§ Job: Every line below should be repeated exactly.

§ Record extracts:

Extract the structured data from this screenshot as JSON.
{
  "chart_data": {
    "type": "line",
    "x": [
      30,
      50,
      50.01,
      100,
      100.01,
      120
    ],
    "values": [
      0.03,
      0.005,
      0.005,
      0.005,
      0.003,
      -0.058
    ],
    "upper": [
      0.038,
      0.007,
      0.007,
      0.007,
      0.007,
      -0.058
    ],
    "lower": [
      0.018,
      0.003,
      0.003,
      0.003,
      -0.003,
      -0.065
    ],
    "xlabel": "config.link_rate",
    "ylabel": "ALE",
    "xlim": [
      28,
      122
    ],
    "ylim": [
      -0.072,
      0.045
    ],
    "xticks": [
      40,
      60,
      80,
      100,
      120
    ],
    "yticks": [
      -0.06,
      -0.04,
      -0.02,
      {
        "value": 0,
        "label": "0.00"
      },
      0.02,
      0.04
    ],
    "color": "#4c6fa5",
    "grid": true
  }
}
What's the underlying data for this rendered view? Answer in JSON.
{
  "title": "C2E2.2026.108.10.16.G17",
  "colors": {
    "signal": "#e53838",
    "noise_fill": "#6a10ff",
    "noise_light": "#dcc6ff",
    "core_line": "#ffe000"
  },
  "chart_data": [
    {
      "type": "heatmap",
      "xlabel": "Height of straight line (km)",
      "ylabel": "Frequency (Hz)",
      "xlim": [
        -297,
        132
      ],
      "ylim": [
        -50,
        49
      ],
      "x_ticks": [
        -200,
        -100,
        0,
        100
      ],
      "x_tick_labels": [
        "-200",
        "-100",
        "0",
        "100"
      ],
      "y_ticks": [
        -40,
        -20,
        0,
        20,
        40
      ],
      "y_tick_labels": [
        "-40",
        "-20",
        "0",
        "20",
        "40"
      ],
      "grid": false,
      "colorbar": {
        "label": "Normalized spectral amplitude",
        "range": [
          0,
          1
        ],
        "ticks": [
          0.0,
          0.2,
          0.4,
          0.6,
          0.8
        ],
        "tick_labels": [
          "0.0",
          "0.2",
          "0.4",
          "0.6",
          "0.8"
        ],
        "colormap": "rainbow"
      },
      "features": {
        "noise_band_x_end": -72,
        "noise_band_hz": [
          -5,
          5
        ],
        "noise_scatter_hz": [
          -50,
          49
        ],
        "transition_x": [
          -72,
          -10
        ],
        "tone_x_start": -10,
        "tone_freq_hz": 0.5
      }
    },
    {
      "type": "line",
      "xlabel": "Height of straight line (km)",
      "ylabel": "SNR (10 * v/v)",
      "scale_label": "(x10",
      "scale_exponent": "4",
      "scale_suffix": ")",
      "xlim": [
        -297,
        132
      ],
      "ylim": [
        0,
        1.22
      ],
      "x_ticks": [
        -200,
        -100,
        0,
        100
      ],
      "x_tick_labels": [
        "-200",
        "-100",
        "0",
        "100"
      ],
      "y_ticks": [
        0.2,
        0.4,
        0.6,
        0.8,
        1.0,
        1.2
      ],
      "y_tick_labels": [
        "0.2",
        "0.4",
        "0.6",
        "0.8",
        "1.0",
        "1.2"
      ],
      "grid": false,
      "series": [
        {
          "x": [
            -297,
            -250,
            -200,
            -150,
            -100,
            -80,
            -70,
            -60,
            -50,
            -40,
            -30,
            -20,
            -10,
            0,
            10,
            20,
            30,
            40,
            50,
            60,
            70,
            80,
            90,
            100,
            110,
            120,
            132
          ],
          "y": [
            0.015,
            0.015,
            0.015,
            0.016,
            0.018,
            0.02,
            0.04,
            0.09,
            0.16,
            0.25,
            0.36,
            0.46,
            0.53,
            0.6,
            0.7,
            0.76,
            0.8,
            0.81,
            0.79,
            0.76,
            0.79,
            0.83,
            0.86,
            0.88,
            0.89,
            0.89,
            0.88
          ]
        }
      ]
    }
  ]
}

§ Reply:
Extract the structured data from this screenshot as JSON.
{
  "chart_data": {
    "type": "line",
    "x": [
      30,
      50,
      50.01,
      100,
      100.01,
      120
    ],
    "values": [
      0.03,
      0.005,
      0.005,
      0.005,
      0.003,
      -0.058
    ],
    "upper": [
      0.038,
      0.007,
      0.007,
      0.007,
      0.007,
      -0.058
    ],
    "lower": [
      0.018,
      0.003,
      0.003,
      0.003,
      -0.003,
      -0.065
    ],
    "xlabel": "config.link_rate",
    "ylabel": "ALE",
    "xlim": [
      28,
      122
    ],
    "ylim": [
      -0.072,
      0.045
    ],
    "xticks": [
      40,
      60,
      80,
      100,
      120
    ],
    "yticks": [
      -0.06,
      -0.04,
      -0.02,
      {
        "value": 0,
        "label": "0.00"
      },
      0.02,
      0.04
    ],
    "color": "#4c6fa5",
    "grid": true
  }
}
What's the underlying data for this rendered view? Answer in JSON.
{
  "title": "C2E2.2026.108.10.16.G17",
  "colors": {
    "signal": "#e53838",
    "noise_fill": "#6a10ff",
    "noise_light": "#dcc6ff",
    "core_line": "#ffe000"
  },
  "chart_data": [
    {
      "type": "heatmap",
      "xlabel": "Height of straight line (km)",
      "ylabel": "Frequency (Hz)",
      "xlim": [
        -297,
        132
      ],
      "ylim": [
        -50,
        49
      ],
      "x_ticks": [
        -200,
        -100,
        0,
        100
      ],
      "x_tick_labels": [
        "-200",
        "-100",
        "0",
        "100"
      ],
      "y_ticks": [
        -40,
        -20,
        0,
        20,
        40
      ],
      "y_tick_labels": [
        "-40",
        "-20",
        "0",
        "20",
        "40"
      ],
      "grid": false,
      "colorbar": {
        "label": "Normalized spectral amplitude",
        "range": [
          0,
          1
        ],
        "ticks": [
          0.0,
          0.2,
          0.4,
          0.6,
          0.8
        ],
        "tick_labels": [
          "0.0",
          "0.2",
          "0.4",
          "0.6",
          "0.8"
        ],
        "colormap": "rainbow"
      },
      "features": {
        "noise_band_x_end": -72,
        "noise_band_hz": [
          -5,
          5
        ],
        "noise_scatter_hz": [
          -50,
          49
        ],
        "transition_x": [
          -72,
          -10
        ],
        "tone_x_start": -10,
        "tone_freq_hz": 0.5
      }
    },
    {
      "type": "line",
      "xlabel": "Height of straight line (km)",
      "ylabel": "SNR (10 * v/v)",
      "scale_label": "(x10",
      "scale_exponent": "4",
      "scale_suffix": ")",
      "xlim": [
        -297,
        132
      ],
      "ylim": [
        0,
        1.22
      ],
      "x_ticks": [
        -200,
        -100,
        0,
        100
      ],
      "x_tick_labels": [
        "-200",
        "-100",
        "0",
        "100"
      ],
      "y_ticks": [
        0.2,
        0.4,
        0.6,
        0.8,
        1.0,
        1.2
      ],
      "y_tick_labels": [
        "0.2",
        "0.4",
        "0.6",
        "0.8",
        "1.0",
        "1.2"
      ],
      "grid": false,
      "series": [
        {
          "x": [
            -297,
            -250,
            -200,
            -150,
            -100,
            -80,
            -70,
            -60,
            -50,
            -40,
            -30,
            -20,
            -10,
            0,
            10,
            20,
            30,
            40,
            50,
            60,
            70,
            80,
            90,
            100,
            110,
            120,
            132
          ],
          "y": [
            0.015,
            0.015,
            0.015,
            0.016,
            0.018,
            0.02,
            0.04,
            0.09,
            0.16,
            0.25,
            0.36,
            0.46,
            0.53,
            0.6,
            0.7,
            0.76,
            0.8,
            0.81,
            0.79,
            0.76,
            0.79,
            0.83,
            0.86,
            0.88,
            0.89,
            0.89,
            0.88
          ]
        }
      ]
    }
  ]
}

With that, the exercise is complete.